* Problem
The answer is one number: how many lines hold the string "Listing".

* Some records
==*==

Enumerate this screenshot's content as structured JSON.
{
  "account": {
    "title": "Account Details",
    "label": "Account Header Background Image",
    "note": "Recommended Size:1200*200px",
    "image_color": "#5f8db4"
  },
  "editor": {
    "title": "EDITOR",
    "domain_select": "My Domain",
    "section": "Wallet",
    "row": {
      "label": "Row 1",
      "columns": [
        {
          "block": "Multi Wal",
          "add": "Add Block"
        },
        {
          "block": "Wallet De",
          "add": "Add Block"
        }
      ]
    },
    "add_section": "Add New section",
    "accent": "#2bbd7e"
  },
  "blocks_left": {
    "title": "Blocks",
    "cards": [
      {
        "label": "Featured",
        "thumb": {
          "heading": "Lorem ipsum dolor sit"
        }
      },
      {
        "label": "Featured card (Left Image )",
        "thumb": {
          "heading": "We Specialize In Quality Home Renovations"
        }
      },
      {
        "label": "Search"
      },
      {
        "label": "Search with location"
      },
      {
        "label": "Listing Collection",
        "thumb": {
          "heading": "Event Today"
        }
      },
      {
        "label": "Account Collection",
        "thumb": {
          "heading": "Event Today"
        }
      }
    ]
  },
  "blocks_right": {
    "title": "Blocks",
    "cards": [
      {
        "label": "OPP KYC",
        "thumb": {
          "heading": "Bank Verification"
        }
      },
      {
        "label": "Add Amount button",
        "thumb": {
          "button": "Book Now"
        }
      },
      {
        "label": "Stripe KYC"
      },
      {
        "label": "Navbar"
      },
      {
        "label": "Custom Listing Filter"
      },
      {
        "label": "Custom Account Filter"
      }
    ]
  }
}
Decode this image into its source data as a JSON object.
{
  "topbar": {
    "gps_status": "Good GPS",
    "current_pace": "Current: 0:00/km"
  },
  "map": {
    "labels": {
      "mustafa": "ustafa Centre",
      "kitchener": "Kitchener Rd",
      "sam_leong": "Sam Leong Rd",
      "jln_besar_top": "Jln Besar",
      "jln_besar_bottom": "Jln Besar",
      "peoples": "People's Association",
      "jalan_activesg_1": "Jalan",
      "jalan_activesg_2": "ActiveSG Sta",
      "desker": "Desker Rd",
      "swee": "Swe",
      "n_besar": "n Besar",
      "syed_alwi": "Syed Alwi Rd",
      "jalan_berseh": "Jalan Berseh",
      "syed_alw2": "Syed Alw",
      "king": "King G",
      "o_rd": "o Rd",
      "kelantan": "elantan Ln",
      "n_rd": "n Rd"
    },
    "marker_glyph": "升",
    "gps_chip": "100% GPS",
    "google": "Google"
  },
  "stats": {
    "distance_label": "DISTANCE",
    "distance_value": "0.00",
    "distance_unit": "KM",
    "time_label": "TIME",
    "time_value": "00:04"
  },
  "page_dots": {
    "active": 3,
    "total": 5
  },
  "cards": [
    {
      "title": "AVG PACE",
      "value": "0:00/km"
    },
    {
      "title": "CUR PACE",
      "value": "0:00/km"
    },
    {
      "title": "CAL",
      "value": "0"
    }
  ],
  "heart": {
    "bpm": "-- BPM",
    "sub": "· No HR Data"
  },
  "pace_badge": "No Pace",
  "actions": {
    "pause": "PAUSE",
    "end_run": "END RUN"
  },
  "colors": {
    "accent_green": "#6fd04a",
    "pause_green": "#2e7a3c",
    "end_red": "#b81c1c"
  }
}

==*==

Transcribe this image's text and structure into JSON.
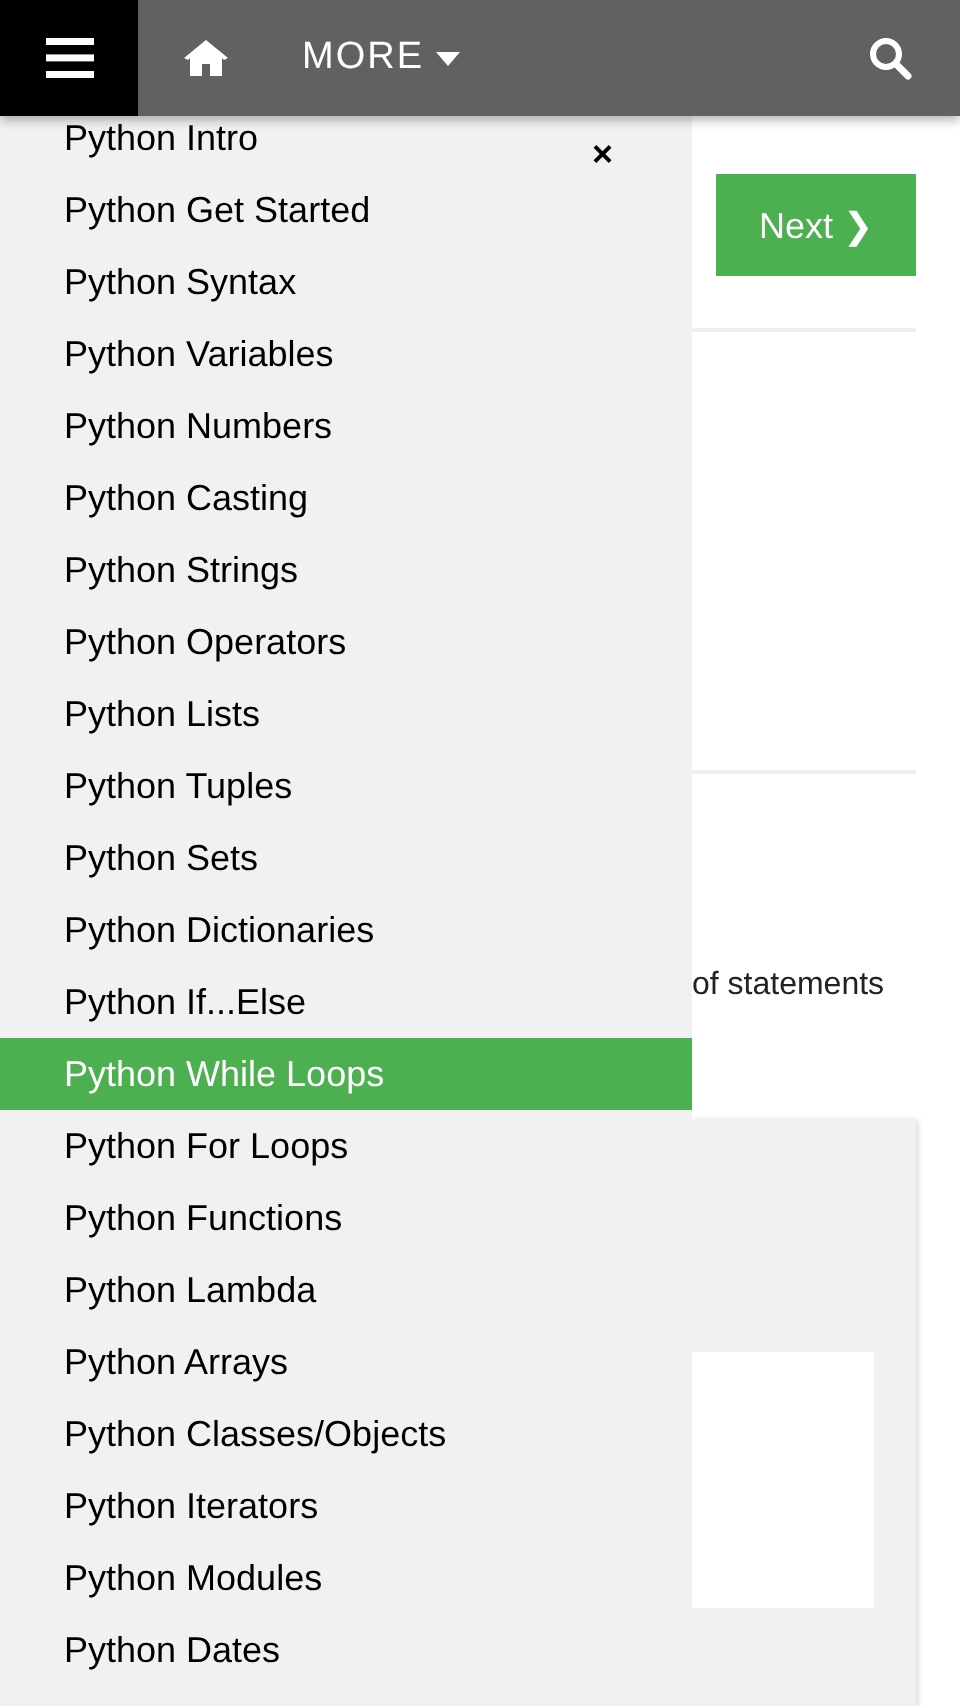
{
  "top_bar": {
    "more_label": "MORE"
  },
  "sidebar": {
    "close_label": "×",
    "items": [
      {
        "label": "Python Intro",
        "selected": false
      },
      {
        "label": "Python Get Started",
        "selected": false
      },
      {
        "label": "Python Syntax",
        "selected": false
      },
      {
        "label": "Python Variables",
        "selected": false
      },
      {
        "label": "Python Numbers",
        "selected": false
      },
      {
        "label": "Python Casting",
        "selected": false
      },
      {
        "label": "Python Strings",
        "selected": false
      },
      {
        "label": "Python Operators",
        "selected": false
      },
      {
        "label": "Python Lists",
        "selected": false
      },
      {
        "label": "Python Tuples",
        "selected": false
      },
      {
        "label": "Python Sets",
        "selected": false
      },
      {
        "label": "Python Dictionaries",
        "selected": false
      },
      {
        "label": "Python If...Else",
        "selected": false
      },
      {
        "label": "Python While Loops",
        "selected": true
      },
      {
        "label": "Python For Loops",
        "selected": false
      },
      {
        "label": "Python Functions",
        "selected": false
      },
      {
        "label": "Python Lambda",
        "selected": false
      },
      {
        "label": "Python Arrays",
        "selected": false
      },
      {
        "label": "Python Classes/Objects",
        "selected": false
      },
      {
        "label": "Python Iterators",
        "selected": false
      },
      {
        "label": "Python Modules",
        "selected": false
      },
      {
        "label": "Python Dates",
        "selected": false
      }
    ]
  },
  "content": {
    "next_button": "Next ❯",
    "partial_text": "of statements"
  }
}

==*==

* Answer to this exercise
2